* YOUR INSTRUCTIONS *
Provide only the number of lines in the listing that contain the string "确保全年红".

** Begin **

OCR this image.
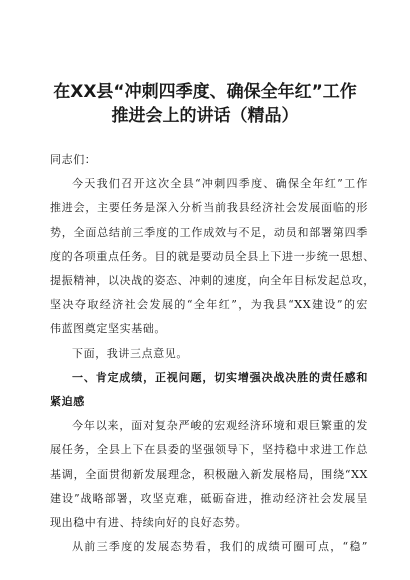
在XX县“冲刺四季度、确保全年红”工作
推进会上的讲话（精品）

同志们：

今天我们召开这次全县“冲刺四季度、确保全年红”工作
推进会，主要任务是深入分析当前我县经济社会发展面临的形
势，全面总结前三季度的工作成效与不足，动员和部署第四季
度的各项重点任务。目的就是要动员全县上下进一步统一思想、
提振精神，以决战的姿态、冲刺的速度，向全年目标发起总攻，
坚决夺取经济社会发展的“全年红”，为我县“XX建设”的宏
伟蓝图奠定坚实基础。

下面，我讲三点意见。

一、肯定成绩，正视问题，切实增强决战决胜的责任感和
紧迫感

今年以来，面对复杂严峻的宏观经济环境和艰巨繁重的发
展任务，全县上下在县委的坚强领导下，坚持稳中求进工作总
基调，全面贯彻新发展理念，积极融入新发展格局，围绕“XX
建设”战略部署，攻坚克难，砥砺奋进，推动经济社会发展呈
现出稳中有进、持续向好的良好态势。

从前三季度的发展态势看，我们的成绩可圈可点，“稳”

** End **

* EXERCISE OUTPUT *
2